Problems to work on:
A: Return, word for word, the portion of the forum post between "Its the latter" and "the things work.", inclusive.
B: According to the forum post, how many units has Botswana bought?
## Begin Article
Postby gbjbaanb » February 7th, 2018, 11:32 am

I've been following these for a while, now bought some!

they were mentioned by MrC recently, but what he failed to mention was that although they have exited their energy business, they have also made orders 3 fold over previous sales.

http://www.londonstockexchange.com/exch ... 38200.html

Now they have been a small company making these grid-scale energy storage units using NASA technology, and have been struggling to get acceptance of them in the market - after all, nobody really wants grid batteries as they're too busy adding more renewable generation. But that will end eventually as renewables are too intermittent to power the grid by themselves; but also there is a market for areas that cannot be added to the grid - either because the grid company wants too much money to upgrade the connection (eg NG, solar farms today get charged a fortune to be connected as the grid is designed around centralised generation) or places where there is no grid, such as Africa.

Its the latter where they are making strides now, I assume because the technology has proven itself, and their initial sites can show that the things work.

So South Africa is now a market with their units, and Botswana has bought 14 of them, and they have just sold a unit to Melbourne university. this later is the most exciting one for me - Australia has huge problems with its power network, brown outs are reasonably common and nobody wants to build more fossil fuel power plants. RedT's sales tactics seem to be to get a unit in place to demonstrate to the locals, and from there sales roll in.
## End Article
## Begin Dataset excerpt
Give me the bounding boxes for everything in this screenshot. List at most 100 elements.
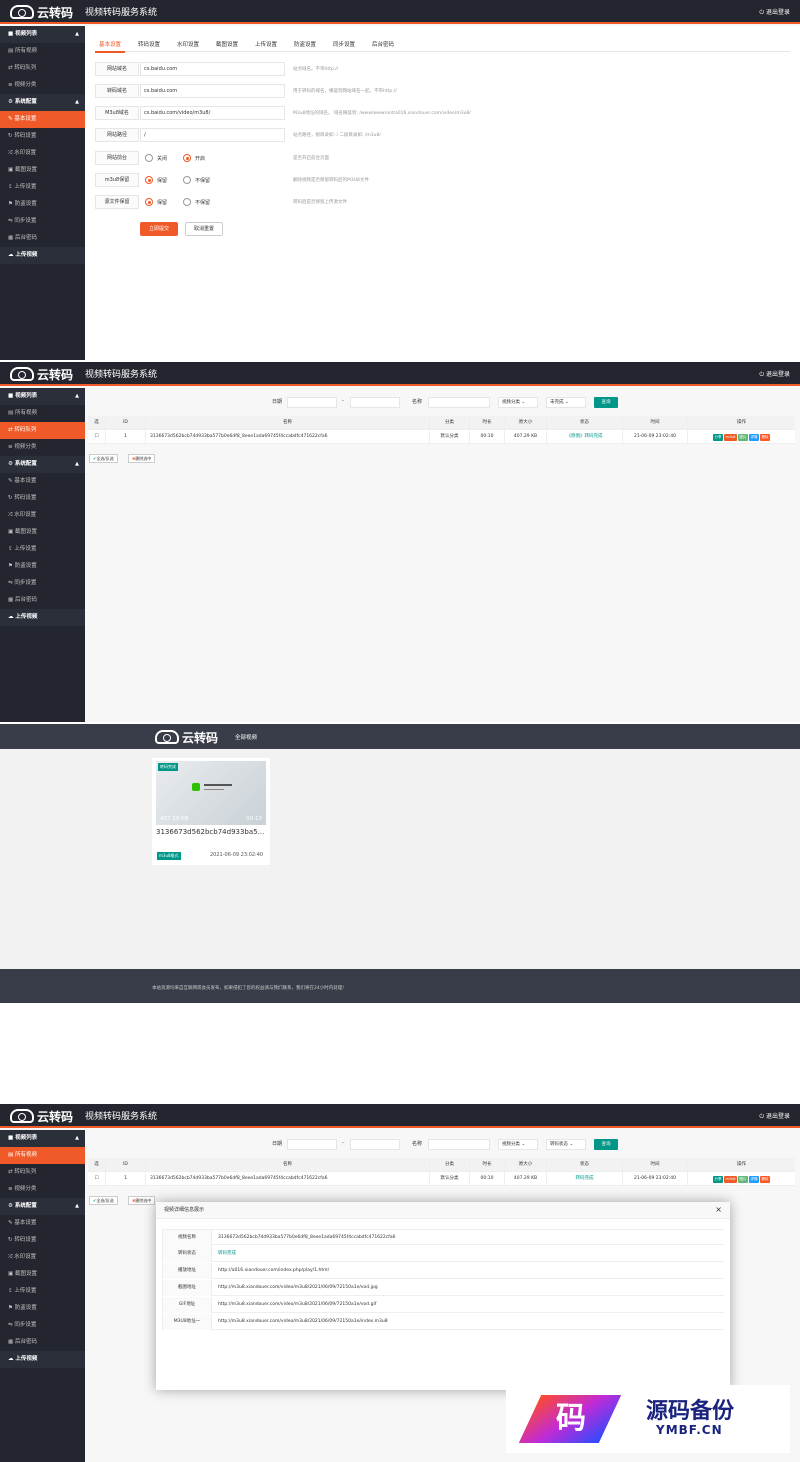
## End Dataset excerpt
Responses for each task:
A:
Its the latter where they are making strides now, I assume because the technology has proven itself, and their initial sites can show that the things work.

B: Botswana has bought 14 units.